EXERCISE DATA:
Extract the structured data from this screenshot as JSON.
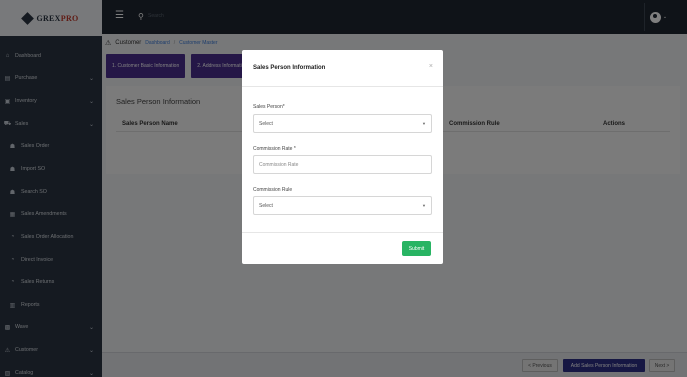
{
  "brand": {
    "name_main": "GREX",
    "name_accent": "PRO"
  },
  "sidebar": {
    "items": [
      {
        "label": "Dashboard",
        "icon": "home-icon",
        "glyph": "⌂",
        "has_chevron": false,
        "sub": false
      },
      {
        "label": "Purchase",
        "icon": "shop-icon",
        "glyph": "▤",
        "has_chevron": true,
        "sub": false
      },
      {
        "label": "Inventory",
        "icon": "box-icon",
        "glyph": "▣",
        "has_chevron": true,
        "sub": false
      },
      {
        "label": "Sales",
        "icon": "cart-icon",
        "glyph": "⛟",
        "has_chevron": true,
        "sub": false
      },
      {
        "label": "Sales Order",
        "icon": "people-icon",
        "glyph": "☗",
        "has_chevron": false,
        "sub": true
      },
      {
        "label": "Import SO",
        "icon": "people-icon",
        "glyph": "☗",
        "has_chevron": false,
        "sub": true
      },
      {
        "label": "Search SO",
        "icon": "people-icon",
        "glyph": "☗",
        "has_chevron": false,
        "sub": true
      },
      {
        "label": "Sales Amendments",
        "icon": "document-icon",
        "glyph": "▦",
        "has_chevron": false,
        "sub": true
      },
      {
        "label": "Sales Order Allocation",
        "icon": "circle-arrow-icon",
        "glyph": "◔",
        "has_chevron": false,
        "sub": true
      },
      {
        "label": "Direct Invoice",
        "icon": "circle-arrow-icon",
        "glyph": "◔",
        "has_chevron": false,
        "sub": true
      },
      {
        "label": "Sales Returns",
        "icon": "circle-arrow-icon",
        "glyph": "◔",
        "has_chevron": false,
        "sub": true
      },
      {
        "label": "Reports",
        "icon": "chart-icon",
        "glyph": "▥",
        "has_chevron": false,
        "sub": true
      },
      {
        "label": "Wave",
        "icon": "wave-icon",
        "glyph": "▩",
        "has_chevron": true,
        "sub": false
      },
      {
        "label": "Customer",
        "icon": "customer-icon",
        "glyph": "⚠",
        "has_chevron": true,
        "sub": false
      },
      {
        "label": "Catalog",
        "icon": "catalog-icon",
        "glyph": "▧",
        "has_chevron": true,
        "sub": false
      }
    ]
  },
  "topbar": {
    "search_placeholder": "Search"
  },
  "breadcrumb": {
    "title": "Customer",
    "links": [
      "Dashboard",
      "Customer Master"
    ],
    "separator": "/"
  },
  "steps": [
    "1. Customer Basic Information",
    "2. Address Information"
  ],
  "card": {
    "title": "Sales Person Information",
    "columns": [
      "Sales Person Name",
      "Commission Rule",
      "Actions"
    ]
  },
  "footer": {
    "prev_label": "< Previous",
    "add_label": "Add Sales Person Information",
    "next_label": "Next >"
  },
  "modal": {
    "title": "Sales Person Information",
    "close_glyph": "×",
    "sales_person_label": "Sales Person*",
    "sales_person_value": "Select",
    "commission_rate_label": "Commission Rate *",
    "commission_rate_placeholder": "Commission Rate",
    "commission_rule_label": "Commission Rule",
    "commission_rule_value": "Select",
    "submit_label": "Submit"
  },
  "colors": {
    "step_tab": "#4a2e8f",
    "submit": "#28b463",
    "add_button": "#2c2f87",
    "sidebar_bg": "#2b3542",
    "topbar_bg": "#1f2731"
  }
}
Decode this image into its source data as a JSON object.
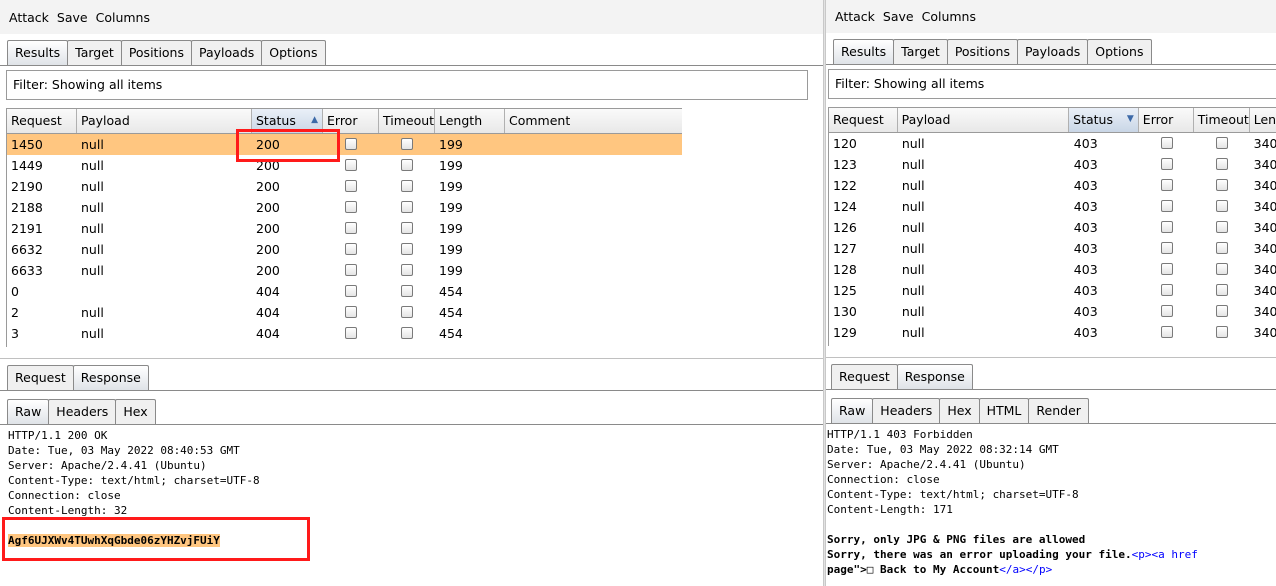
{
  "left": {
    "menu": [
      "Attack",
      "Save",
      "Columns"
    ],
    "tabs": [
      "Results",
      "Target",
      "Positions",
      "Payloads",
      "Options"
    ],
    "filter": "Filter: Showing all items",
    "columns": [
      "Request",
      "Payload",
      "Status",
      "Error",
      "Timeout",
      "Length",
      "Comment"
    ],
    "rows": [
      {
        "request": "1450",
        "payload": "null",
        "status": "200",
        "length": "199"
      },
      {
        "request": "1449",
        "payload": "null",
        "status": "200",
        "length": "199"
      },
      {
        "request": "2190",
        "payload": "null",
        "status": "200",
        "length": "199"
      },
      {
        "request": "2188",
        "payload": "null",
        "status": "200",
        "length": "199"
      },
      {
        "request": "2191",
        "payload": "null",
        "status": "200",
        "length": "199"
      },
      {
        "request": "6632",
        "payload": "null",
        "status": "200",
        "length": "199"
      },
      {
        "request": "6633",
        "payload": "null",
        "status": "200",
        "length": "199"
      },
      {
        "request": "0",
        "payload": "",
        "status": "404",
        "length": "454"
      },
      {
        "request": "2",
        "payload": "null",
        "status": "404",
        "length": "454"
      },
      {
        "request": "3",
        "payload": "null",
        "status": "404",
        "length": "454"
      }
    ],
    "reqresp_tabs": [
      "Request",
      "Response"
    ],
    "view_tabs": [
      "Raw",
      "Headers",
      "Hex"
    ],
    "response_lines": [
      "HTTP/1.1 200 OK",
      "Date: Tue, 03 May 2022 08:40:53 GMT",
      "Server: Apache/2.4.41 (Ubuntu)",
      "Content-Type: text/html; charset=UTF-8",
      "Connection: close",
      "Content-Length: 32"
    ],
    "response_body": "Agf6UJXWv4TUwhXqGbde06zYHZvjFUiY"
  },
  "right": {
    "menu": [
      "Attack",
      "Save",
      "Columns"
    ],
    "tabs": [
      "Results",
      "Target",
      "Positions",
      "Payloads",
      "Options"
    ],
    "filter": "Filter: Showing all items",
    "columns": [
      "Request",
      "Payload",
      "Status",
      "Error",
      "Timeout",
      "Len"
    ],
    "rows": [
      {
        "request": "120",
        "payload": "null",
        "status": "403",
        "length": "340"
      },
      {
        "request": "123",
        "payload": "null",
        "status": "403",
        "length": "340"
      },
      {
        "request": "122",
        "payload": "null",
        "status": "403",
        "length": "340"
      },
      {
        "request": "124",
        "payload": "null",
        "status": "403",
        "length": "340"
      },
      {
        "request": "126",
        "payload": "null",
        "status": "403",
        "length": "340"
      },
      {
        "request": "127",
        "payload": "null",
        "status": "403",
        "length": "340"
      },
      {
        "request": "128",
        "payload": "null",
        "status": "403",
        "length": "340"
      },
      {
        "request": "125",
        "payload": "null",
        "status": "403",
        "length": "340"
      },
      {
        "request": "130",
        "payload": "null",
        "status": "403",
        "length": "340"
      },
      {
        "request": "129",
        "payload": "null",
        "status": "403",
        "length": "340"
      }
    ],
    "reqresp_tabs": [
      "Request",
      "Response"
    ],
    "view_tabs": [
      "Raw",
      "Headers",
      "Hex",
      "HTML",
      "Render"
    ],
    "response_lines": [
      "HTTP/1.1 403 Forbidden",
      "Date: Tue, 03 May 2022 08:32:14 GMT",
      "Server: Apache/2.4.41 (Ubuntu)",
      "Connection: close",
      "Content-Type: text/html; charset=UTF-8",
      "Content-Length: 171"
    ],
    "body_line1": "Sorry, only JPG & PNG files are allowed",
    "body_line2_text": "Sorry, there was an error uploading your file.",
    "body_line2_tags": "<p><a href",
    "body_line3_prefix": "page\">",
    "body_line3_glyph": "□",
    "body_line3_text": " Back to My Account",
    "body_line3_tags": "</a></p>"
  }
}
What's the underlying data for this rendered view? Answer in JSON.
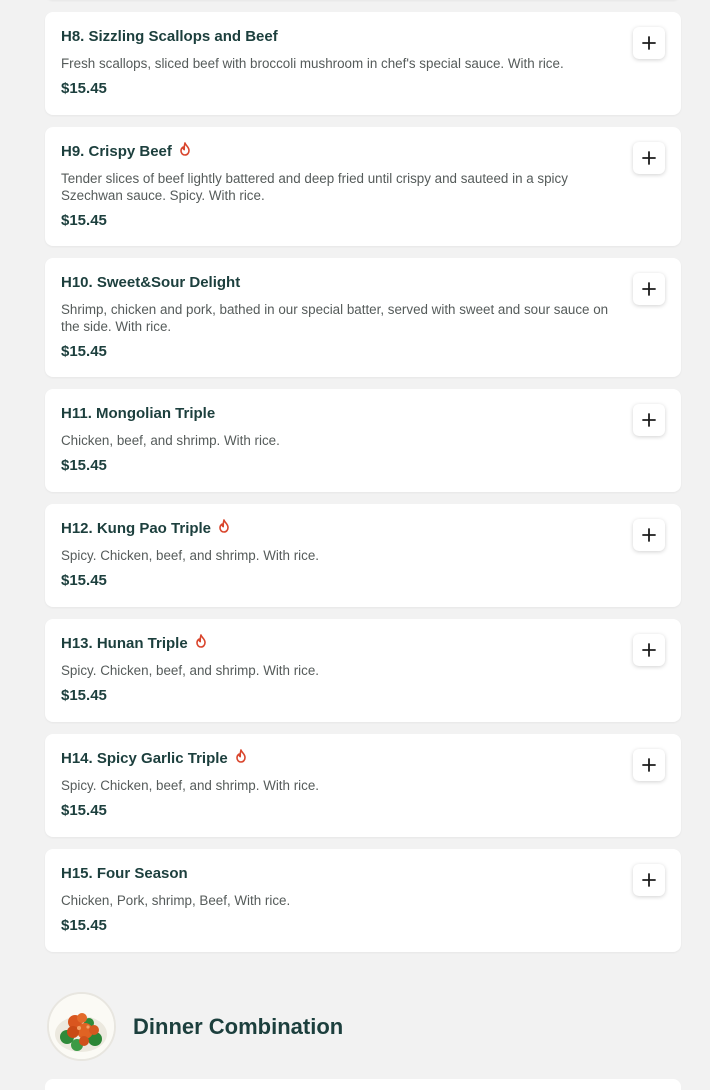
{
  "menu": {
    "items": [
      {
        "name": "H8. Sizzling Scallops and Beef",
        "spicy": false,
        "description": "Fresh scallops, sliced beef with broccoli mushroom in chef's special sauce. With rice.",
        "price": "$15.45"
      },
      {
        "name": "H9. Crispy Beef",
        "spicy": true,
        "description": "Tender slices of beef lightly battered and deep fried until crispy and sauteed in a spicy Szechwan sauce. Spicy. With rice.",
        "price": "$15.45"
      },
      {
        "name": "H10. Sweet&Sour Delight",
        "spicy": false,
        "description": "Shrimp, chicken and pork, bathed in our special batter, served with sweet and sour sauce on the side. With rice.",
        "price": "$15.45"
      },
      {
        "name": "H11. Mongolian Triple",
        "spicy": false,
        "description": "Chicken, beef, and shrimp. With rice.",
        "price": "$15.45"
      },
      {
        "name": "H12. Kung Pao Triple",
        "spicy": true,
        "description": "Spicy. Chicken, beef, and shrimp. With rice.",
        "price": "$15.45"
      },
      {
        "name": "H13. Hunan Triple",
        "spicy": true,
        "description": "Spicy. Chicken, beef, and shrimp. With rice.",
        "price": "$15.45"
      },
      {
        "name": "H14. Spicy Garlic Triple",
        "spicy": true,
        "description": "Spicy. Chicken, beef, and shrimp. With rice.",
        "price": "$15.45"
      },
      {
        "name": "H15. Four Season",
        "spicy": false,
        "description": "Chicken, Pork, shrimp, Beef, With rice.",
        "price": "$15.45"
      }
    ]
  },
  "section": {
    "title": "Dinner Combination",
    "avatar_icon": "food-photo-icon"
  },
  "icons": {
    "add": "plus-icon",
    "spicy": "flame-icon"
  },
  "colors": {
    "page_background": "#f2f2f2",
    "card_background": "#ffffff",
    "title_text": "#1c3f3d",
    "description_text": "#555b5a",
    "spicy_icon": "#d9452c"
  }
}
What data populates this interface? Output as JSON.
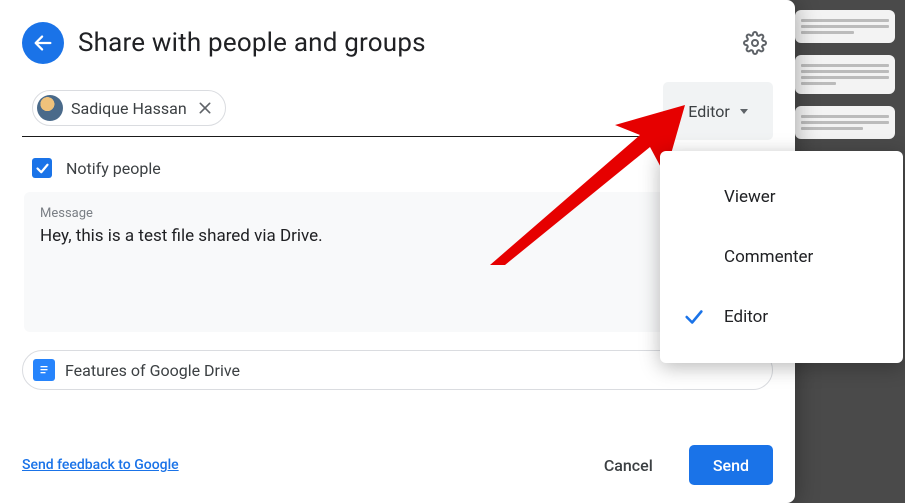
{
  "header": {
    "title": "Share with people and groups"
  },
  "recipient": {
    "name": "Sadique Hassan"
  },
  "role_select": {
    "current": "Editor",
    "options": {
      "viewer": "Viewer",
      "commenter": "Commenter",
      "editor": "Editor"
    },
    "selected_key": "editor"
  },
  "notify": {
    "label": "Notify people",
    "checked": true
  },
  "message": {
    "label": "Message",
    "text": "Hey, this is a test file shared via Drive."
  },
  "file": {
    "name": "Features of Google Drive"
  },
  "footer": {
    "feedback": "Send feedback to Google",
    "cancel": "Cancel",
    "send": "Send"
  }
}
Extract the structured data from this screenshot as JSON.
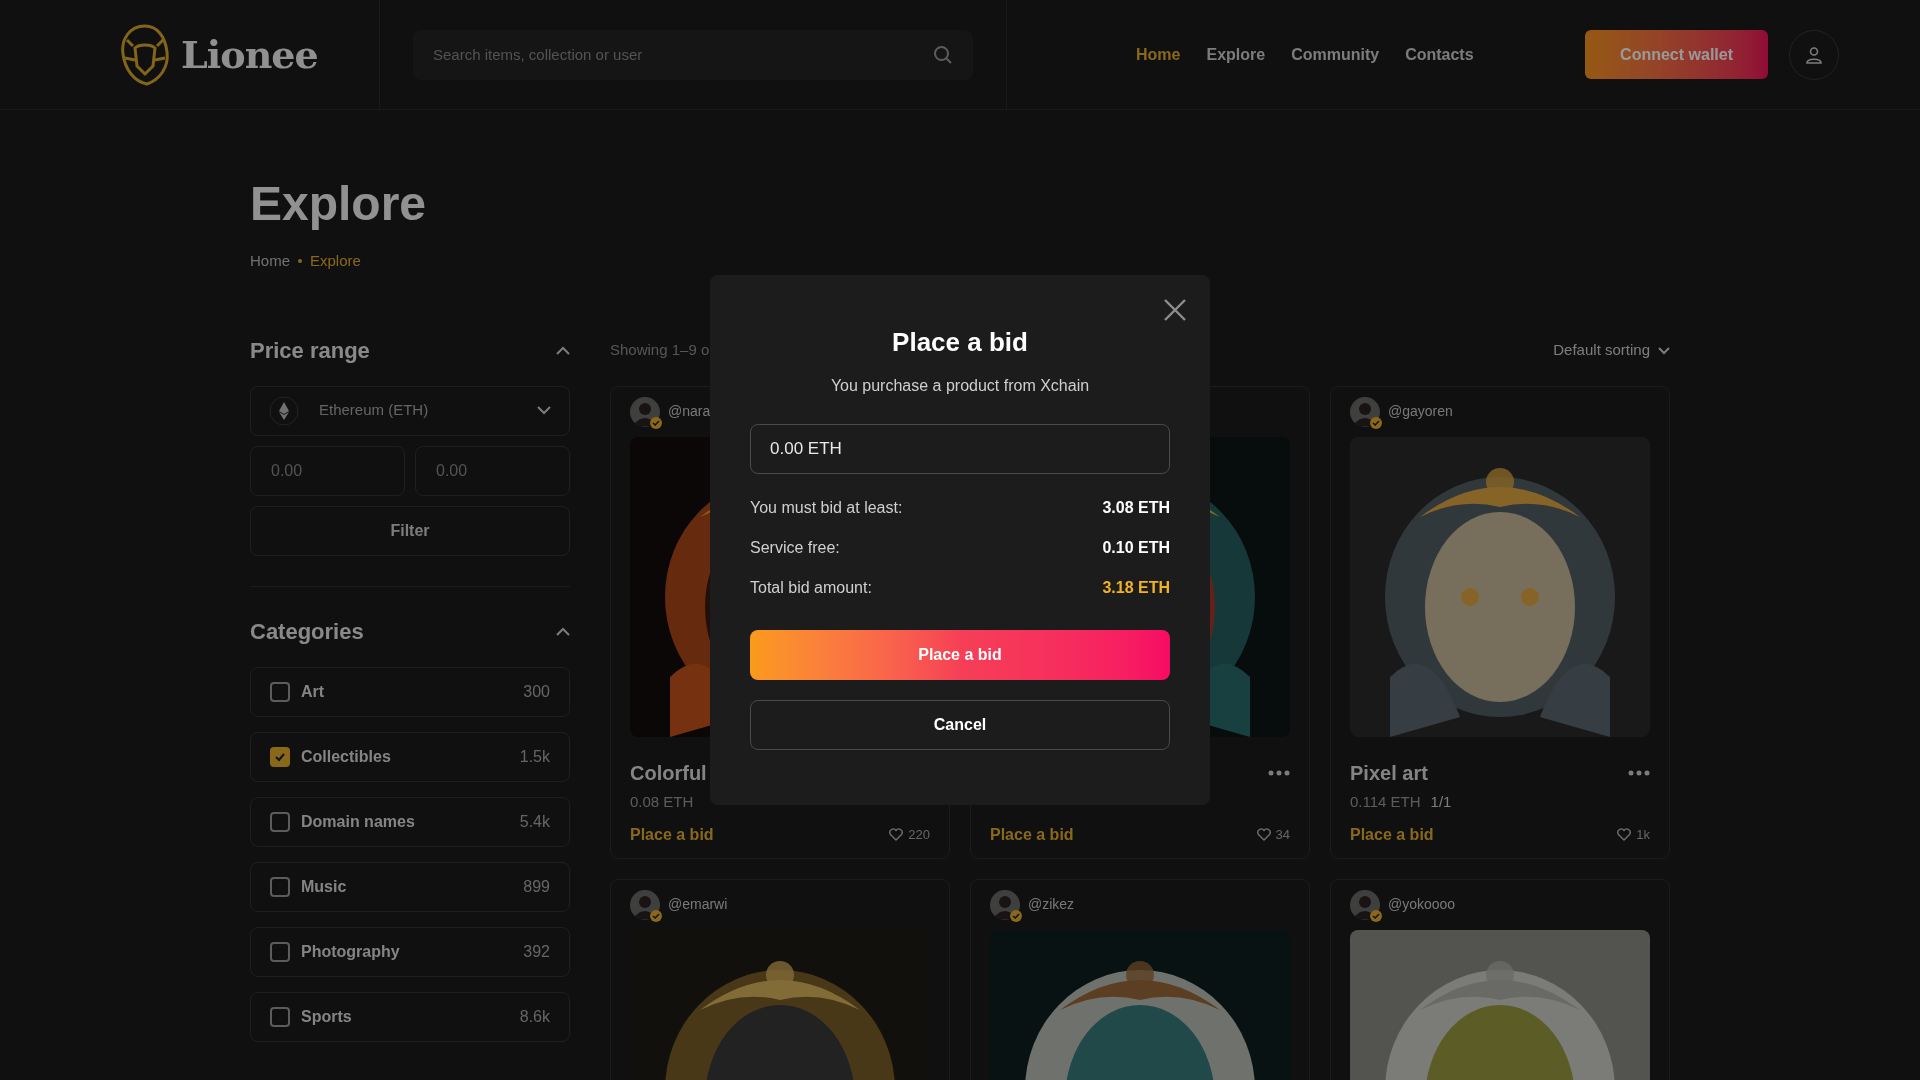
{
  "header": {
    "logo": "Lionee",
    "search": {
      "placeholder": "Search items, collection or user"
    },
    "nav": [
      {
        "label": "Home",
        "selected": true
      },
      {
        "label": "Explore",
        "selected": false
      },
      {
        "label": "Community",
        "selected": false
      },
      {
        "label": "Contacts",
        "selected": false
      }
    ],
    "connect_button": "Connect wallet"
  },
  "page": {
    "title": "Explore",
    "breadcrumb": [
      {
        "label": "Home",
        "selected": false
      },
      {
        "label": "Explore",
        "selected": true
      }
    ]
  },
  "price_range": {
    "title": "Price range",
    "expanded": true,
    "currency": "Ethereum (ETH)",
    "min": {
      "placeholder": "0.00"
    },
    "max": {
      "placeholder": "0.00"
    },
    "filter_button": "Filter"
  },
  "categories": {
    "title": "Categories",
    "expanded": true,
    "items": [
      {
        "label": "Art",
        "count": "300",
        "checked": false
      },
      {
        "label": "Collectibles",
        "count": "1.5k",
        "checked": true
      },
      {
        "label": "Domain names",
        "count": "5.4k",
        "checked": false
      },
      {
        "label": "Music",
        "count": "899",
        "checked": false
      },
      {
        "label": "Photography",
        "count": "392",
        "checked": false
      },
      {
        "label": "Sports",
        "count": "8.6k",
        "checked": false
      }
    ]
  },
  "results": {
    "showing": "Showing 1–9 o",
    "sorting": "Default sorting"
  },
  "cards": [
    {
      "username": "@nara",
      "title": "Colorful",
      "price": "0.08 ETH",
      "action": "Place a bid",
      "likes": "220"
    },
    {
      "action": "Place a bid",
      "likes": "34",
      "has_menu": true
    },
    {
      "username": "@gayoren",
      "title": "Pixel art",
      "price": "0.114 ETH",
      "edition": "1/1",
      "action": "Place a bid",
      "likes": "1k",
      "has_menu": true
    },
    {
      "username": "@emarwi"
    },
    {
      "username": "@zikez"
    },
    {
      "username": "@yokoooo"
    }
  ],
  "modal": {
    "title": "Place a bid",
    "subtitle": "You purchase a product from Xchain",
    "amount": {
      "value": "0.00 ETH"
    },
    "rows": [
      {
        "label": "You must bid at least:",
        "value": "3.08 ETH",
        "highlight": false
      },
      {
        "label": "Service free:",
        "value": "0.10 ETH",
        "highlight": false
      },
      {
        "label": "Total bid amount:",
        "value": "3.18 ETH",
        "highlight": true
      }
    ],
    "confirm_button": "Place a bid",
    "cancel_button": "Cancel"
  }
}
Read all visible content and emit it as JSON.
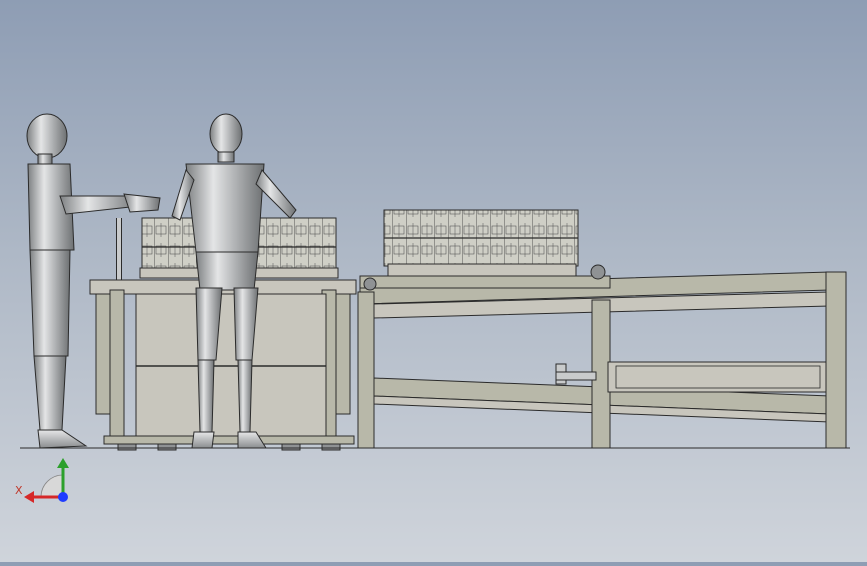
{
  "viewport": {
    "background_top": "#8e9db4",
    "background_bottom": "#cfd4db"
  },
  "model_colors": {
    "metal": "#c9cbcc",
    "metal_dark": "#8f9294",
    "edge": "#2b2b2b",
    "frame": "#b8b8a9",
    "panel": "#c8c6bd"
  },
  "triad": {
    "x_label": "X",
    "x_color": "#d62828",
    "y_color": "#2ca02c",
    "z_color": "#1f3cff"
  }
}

JOB: From the entries above, copy every line containing the word "What".

SOLVED EXERCISE:
What's the underlying data for this rendered view? Answer in JSON.
What data populates this interface? Output as JSON.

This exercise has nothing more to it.